◆ **TASK REQUIREMENTS**: Please retype the data in full and exactly; the pictures are not part of the copy.

◆ **THE INPUT**:
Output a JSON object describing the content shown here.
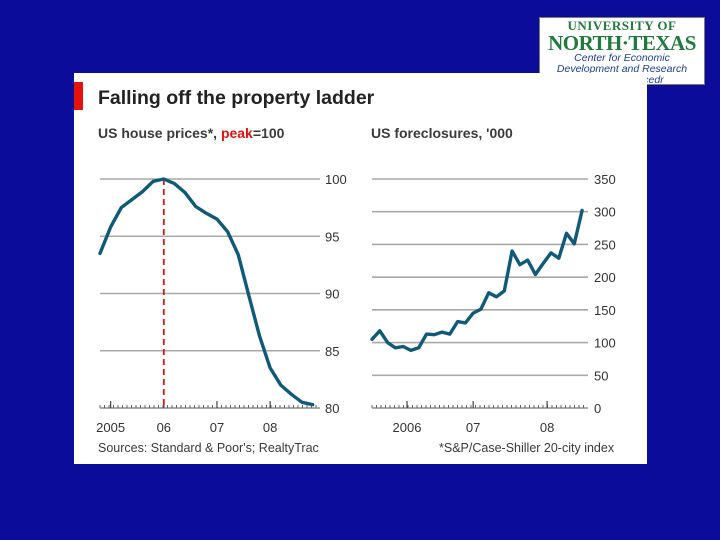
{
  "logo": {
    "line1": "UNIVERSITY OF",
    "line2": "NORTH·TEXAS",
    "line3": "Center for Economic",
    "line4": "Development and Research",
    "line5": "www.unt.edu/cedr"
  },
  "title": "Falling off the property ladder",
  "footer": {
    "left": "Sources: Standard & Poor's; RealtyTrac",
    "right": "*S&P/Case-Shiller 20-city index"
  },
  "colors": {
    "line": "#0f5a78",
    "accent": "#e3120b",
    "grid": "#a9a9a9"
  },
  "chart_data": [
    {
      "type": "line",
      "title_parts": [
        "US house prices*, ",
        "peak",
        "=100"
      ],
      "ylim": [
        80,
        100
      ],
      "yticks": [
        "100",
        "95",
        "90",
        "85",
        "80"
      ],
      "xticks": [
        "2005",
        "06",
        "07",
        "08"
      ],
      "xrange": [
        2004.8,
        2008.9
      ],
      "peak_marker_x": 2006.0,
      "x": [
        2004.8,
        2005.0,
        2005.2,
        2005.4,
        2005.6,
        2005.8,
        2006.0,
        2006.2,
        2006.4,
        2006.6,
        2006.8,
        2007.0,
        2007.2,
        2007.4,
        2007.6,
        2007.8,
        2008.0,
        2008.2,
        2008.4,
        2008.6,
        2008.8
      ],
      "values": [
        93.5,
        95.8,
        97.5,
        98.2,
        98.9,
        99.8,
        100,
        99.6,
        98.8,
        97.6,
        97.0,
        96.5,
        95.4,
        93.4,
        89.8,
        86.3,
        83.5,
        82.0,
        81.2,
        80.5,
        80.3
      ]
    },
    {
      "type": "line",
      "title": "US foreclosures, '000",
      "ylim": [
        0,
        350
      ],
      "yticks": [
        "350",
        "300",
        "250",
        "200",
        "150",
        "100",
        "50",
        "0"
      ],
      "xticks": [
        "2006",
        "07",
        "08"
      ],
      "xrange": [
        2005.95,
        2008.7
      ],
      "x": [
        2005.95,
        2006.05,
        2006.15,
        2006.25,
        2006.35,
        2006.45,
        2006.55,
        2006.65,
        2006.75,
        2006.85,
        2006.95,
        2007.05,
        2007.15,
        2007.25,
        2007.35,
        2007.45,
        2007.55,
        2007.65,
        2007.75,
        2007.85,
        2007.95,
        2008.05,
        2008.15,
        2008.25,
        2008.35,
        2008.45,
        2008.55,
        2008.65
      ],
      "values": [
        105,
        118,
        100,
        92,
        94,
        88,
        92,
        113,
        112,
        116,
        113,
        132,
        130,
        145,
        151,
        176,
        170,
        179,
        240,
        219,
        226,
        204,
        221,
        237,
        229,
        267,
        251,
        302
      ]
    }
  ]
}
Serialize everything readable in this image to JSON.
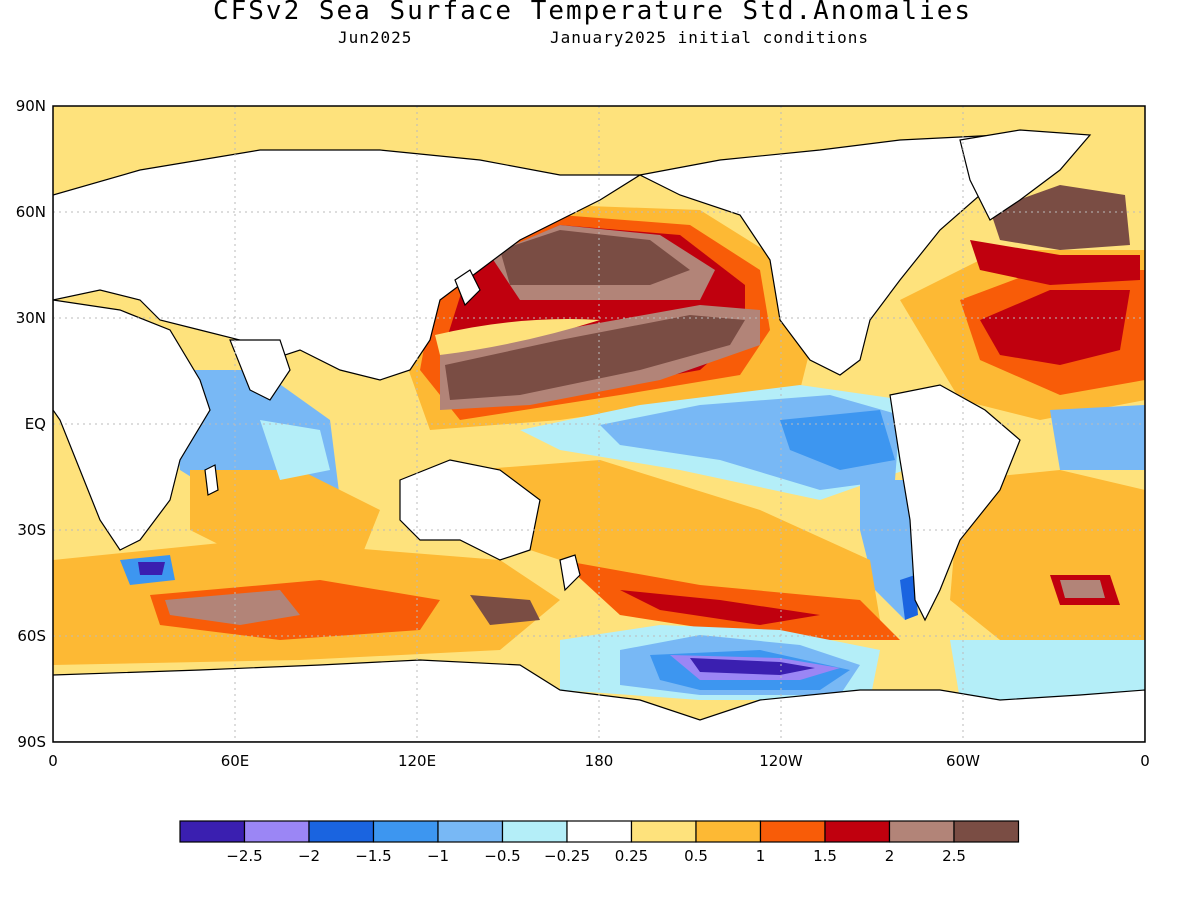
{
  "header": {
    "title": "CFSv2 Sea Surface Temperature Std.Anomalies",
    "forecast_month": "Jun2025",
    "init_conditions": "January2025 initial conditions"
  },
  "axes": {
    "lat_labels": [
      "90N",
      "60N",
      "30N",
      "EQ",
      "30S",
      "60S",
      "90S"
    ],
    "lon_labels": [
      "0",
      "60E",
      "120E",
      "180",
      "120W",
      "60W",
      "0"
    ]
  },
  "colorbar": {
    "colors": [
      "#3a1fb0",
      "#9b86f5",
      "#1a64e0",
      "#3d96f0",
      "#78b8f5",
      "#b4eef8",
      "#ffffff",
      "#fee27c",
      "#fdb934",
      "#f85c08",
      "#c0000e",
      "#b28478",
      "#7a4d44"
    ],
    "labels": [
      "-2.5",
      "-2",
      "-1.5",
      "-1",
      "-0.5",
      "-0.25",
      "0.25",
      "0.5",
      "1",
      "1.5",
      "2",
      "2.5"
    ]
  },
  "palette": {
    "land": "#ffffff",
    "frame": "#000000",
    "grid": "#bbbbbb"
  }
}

◆ **EXERCISE OUTPUT**:
Output a JSON object describing the content shown here.
{
  "logo": {
    "line1": "UNIVERSITY OF",
    "line2": "NORTH·TEXAS",
    "line3": "Center for Economic",
    "line4": "Development and Research",
    "line5": "www.unt.edu/cedr"
  },
  "title": "Falling off the property ladder",
  "footer": {
    "left": "Sources: Standard & Poor's; RealtyTrac",
    "right": "*S&P/Case-Shiller 20-city index"
  },
  "colors": {
    "line": "#0f5a78",
    "accent": "#e3120b",
    "grid": "#a9a9a9"
  },
  "chart_data": [
    {
      "type": "line",
      "title_parts": [
        "US house prices*, ",
        "peak",
        "=100"
      ],
      "ylim": [
        80,
        100
      ],
      "yticks": [
        "100",
        "95",
        "90",
        "85",
        "80"
      ],
      "xticks": [
        "2005",
        "06",
        "07",
        "08"
      ],
      "xrange": [
        2004.8,
        2008.9
      ],
      "peak_marker_x": 2006.0,
      "x": [
        2004.8,
        2005.0,
        2005.2,
        2005.4,
        2005.6,
        2005.8,
        2006.0,
        2006.2,
        2006.4,
        2006.6,
        2006.8,
        2007.0,
        2007.2,
        2007.4,
        2007.6,
        2007.8,
        2008.0,
        2008.2,
        2008.4,
        2008.6,
        2008.8
      ],
      "values": [
        93.5,
        95.8,
        97.5,
        98.2,
        98.9,
        99.8,
        100,
        99.6,
        98.8,
        97.6,
        97.0,
        96.5,
        95.4,
        93.4,
        89.8,
        86.3,
        83.5,
        82.0,
        81.2,
        80.5,
        80.3
      ]
    },
    {
      "type": "line",
      "title": "US foreclosures, '000",
      "ylim": [
        0,
        350
      ],
      "yticks": [
        "350",
        "300",
        "250",
        "200",
        "150",
        "100",
        "50",
        "0"
      ],
      "xticks": [
        "2006",
        "07",
        "08"
      ],
      "xrange": [
        2005.95,
        2008.7
      ],
      "x": [
        2005.95,
        2006.05,
        2006.15,
        2006.25,
        2006.35,
        2006.45,
        2006.55,
        2006.65,
        2006.75,
        2006.85,
        2006.95,
        2007.05,
        2007.15,
        2007.25,
        2007.35,
        2007.45,
        2007.55,
        2007.65,
        2007.75,
        2007.85,
        2007.95,
        2008.05,
        2008.15,
        2008.25,
        2008.35,
        2008.45,
        2008.55,
        2008.65
      ],
      "values": [
        105,
        118,
        100,
        92,
        94,
        88,
        92,
        113,
        112,
        116,
        113,
        132,
        130,
        145,
        151,
        176,
        170,
        179,
        240,
        219,
        226,
        204,
        221,
        237,
        229,
        267,
        251,
        302
      ]
    }
  ]
}
Serialize everything readable in this image to JSON.
{
  "header": {
    "title": "CFSv2 Sea Surface Temperature Std.Anomalies",
    "forecast_month": "Jun2025",
    "init_conditions": "January2025 initial conditions"
  },
  "axes": {
    "lat_labels": [
      "90N",
      "60N",
      "30N",
      "EQ",
      "30S",
      "60S",
      "90S"
    ],
    "lon_labels": [
      "0",
      "60E",
      "120E",
      "180",
      "120W",
      "60W",
      "0"
    ]
  },
  "colorbar": {
    "colors": [
      "#3a1fb0",
      "#9b86f5",
      "#1a64e0",
      "#3d96f0",
      "#78b8f5",
      "#b4eef8",
      "#ffffff",
      "#fee27c",
      "#fdb934",
      "#f85c08",
      "#c0000e",
      "#b28478",
      "#7a4d44"
    ],
    "labels": [
      "-2.5",
      "-2",
      "-1.5",
      "-1",
      "-0.5",
      "-0.25",
      "0.25",
      "0.5",
      "1",
      "1.5",
      "2",
      "2.5"
    ]
  },
  "palette": {
    "land": "#ffffff",
    "frame": "#000000",
    "grid": "#bbbbbb"
  }
}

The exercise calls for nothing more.